■ **Required work**: Output the material below in its entirety, exactly as given.

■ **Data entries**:
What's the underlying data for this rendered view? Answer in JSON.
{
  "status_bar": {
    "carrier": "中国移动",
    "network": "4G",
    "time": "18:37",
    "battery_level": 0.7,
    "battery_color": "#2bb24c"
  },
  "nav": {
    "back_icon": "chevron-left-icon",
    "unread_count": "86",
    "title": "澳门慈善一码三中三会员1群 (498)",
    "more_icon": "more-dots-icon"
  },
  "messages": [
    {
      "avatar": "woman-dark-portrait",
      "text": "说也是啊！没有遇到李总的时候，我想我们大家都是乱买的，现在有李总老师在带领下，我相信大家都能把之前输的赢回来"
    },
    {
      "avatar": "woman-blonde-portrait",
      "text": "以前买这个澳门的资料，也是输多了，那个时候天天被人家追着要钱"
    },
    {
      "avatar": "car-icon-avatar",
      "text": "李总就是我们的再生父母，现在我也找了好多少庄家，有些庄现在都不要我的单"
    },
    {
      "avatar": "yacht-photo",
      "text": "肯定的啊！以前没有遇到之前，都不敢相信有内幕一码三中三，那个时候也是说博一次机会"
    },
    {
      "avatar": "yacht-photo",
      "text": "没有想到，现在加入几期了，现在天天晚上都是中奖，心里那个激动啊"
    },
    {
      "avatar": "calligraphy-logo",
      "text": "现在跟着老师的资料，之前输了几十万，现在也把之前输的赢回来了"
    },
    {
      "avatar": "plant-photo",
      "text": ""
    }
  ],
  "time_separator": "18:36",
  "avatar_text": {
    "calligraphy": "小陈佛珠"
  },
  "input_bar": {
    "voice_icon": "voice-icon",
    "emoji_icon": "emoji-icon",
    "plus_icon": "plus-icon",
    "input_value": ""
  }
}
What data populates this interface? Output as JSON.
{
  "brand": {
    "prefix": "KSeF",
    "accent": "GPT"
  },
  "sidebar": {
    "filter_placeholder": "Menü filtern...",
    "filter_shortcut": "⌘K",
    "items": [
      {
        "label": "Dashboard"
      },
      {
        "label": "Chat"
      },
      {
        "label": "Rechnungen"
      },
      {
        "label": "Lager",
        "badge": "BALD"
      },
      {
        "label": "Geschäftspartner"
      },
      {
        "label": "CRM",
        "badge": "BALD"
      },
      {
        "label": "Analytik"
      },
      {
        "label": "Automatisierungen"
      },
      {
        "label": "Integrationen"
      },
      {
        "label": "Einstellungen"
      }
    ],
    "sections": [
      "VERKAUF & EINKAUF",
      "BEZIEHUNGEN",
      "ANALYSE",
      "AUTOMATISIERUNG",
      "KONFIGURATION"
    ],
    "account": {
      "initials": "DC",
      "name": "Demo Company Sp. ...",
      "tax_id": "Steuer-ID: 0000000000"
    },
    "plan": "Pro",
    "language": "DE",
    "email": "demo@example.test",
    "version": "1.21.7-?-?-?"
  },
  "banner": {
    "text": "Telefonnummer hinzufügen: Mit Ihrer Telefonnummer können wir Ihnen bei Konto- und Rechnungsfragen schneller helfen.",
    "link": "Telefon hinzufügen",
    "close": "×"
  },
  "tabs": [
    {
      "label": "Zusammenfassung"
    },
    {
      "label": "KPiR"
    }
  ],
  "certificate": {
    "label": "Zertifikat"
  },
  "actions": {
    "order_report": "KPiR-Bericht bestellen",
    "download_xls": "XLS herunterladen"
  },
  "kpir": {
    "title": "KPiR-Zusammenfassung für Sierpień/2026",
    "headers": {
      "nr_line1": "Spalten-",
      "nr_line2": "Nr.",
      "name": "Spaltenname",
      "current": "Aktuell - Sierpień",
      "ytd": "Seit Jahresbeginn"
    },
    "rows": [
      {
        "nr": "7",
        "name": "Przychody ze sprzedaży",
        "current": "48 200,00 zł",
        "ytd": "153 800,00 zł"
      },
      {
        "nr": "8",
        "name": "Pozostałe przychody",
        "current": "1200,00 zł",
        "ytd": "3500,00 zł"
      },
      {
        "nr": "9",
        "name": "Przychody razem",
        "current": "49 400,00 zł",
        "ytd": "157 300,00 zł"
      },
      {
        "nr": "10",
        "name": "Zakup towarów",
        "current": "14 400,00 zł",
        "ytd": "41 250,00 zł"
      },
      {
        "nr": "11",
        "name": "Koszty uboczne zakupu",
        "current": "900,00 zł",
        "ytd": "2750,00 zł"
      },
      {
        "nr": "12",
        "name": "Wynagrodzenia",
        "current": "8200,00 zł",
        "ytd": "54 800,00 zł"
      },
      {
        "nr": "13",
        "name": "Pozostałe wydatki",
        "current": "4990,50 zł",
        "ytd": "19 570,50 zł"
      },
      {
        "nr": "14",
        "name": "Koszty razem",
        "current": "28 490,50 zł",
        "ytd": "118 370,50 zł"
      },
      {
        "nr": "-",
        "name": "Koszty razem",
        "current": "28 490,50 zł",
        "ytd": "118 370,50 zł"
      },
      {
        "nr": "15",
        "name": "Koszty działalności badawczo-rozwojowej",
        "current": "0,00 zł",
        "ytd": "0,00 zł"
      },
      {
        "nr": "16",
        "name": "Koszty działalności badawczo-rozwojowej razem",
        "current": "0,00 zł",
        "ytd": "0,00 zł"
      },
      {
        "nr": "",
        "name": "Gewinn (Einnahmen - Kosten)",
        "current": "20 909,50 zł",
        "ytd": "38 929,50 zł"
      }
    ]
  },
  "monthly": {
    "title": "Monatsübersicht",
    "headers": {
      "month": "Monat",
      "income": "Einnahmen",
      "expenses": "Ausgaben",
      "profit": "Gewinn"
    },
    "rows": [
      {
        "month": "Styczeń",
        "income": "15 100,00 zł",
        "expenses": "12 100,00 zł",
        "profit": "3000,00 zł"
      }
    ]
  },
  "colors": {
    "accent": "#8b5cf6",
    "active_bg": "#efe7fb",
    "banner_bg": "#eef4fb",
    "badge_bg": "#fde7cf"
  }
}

■ **Finished task**:
What's the underlying data for this rendered view? Answer in JSON.
{
  "status_bar": {
    "carrier": "中国移动",
    "network": "4G",
    "time": "18:37",
    "battery_level": 0.7,
    "battery_color": "#2bb24c"
  },
  "nav": {
    "back_icon": "chevron-left-icon",
    "unread_count": "86",
    "title": "澳门慈善一码三中三会员1群 (498)",
    "more_icon": "more-dots-icon"
  },
  "messages": [
    {
      "avatar": "woman-dark-portrait",
      "text": "说也是啊！没有遇到李总的时候，我想我们大家都是乱买的，现在有李总老师在带领下，我相信大家都能把之前输的赢回来"
    },
    {
      "avatar": "woman-blonde-portrait",
      "text": "以前买这个澳门的资料，也是输多了，那个时候天天被人家追着要钱"
    },
    {
      "avatar": "car-icon-avatar",
      "text": "李总就是我们的再生父母，现在我也找了好多少庄家，有些庄现在都不要我的单"
    },
    {
      "avatar": "yacht-photo",
      "text": "肯定的啊！以前没有遇到之前，都不敢相信有内幕一码三中三，那个时候也是说博一次机会"
    },
    {
      "avatar": "yacht-photo",
      "text": "没有想到，现在加入几期了，现在天天晚上都是中奖，心里那个激动啊"
    },
    {
      "avatar": "calligraphy-logo",
      "text": "现在跟着老师的资料，之前输了几十万，现在也把之前输的赢回来了"
    },
    {
      "avatar": "plant-photo",
      "text": ""
    }
  ],
  "time_separator": "18:36",
  "avatar_text": {
    "calligraphy": "小陈佛珠"
  },
  "input_bar": {
    "voice_icon": "voice-icon",
    "emoji_icon": "emoji-icon",
    "plus_icon": "plus-icon",
    "input_value": ""
  }
}
What data populates this interface? Output as JSON.
{
  "brand": {
    "prefix": "KSeF",
    "accent": "GPT"
  },
  "sidebar": {
    "filter_placeholder": "Menü filtern...",
    "filter_shortcut": "⌘K",
    "items": [
      {
        "label": "Dashboard"
      },
      {
        "label": "Chat"
      },
      {
        "label": "Rechnungen"
      },
      {
        "label": "Lager",
        "badge": "BALD"
      },
      {
        "label": "Geschäftspartner"
      },
      {
        "label": "CRM",
        "badge": "BALD"
      },
      {
        "label": "Analytik"
      },
      {
        "label": "Automatisierungen"
      },
      {
        "label": "Integrationen"
      },
      {
        "label": "Einstellungen"
      }
    ],
    "sections": [
      "VERKAUF & EINKAUF",
      "BEZIEHUNGEN",
      "ANALYSE",
      "AUTOMATISIERUNG",
      "KONFIGURATION"
    ],
    "account": {
      "initials": "DC",
      "name": "Demo Company Sp. ...",
      "tax_id": "Steuer-ID: 0000000000"
    },
    "plan": "Pro",
    "language": "DE",
    "email": "demo@example.test",
    "version": "1.21.7-?-?-?"
  },
  "banner": {
    "text": "Telefonnummer hinzufügen: Mit Ihrer Telefonnummer können wir Ihnen bei Konto- und Rechnungsfragen schneller helfen.",
    "link": "Telefon hinzufügen",
    "close": "×"
  },
  "tabs": [
    {
      "label": "Zusammenfassung"
    },
    {
      "label": "KPiR"
    }
  ],
  "certificate": {
    "label": "Zertifikat"
  },
  "actions": {
    "order_report": "KPiR-Bericht bestellen",
    "download_xls": "XLS herunterladen"
  },
  "kpir": {
    "title": "KPiR-Zusammenfassung für Sierpień/2026",
    "headers": {
      "nr_line1": "Spalten-",
      "nr_line2": "Nr.",
      "name": "Spaltenname",
      "current": "Aktuell - Sierpień",
      "ytd": "Seit Jahresbeginn"
    },
    "rows": [
      {
        "nr": "7",
        "name": "Przychody ze sprzedaży",
        "current": "48 200,00 zł",
        "ytd": "153 800,00 zł"
      },
      {
        "nr": "8",
        "name": "Pozostałe przychody",
        "current": "1200,00 zł",
        "ytd": "3500,00 zł"
      },
      {
        "nr": "9",
        "name": "Przychody razem",
        "current": "49 400,00 zł",
        "ytd": "157 300,00 zł"
      },
      {
        "nr": "10",
        "name": "Zakup towarów",
        "current": "14 400,00 zł",
        "ytd": "41 250,00 zł"
      },
      {
        "nr": "11",
        "name": "Koszty uboczne zakupu",
        "current": "900,00 zł",
        "ytd": "2750,00 zł"
      },
      {
        "nr": "12",
        "name": "Wynagrodzenia",
        "current": "8200,00 zł",
        "ytd": "54 800,00 zł"
      },
      {
        "nr": "13",
        "name": "Pozostałe wydatki",
        "current": "4990,50 zł",
        "ytd": "19 570,50 zł"
      },
      {
        "nr": "14",
        "name": "Koszty razem",
        "current": "28 490,50 zł",
        "ytd": "118 370,50 zł"
      },
      {
        "nr": "-",
        "name": "Koszty razem",
        "current": "28 490,50 zł",
        "ytd": "118 370,50 zł"
      },
      {
        "nr": "15",
        "name": "Koszty działalności badawczo-rozwojowej",
        "current": "0,00 zł",
        "ytd": "0,00 zł"
      },
      {
        "nr": "16",
        "name": "Koszty działalności badawczo-rozwojowej razem",
        "current": "0,00 zł",
        "ytd": "0,00 zł"
      },
      {
        "nr": "",
        "name": "Gewinn (Einnahmen - Kosten)",
        "current": "20 909,50 zł",
        "ytd": "38 929,50 zł"
      }
    ]
  },
  "monthly": {
    "title": "Monatsübersicht",
    "headers": {
      "month": "Monat",
      "income": "Einnahmen",
      "expenses": "Ausgaben",
      "profit": "Gewinn"
    },
    "rows": [
      {
        "month": "Styczeń",
        "income": "15 100,00 zł",
        "expenses": "12 100,00 zł",
        "profit": "3000,00 zł"
      }
    ]
  },
  "colors": {
    "accent": "#8b5cf6",
    "active_bg": "#efe7fb",
    "banner_bg": "#eef4fb",
    "badge_bg": "#fde7cf"
  }
}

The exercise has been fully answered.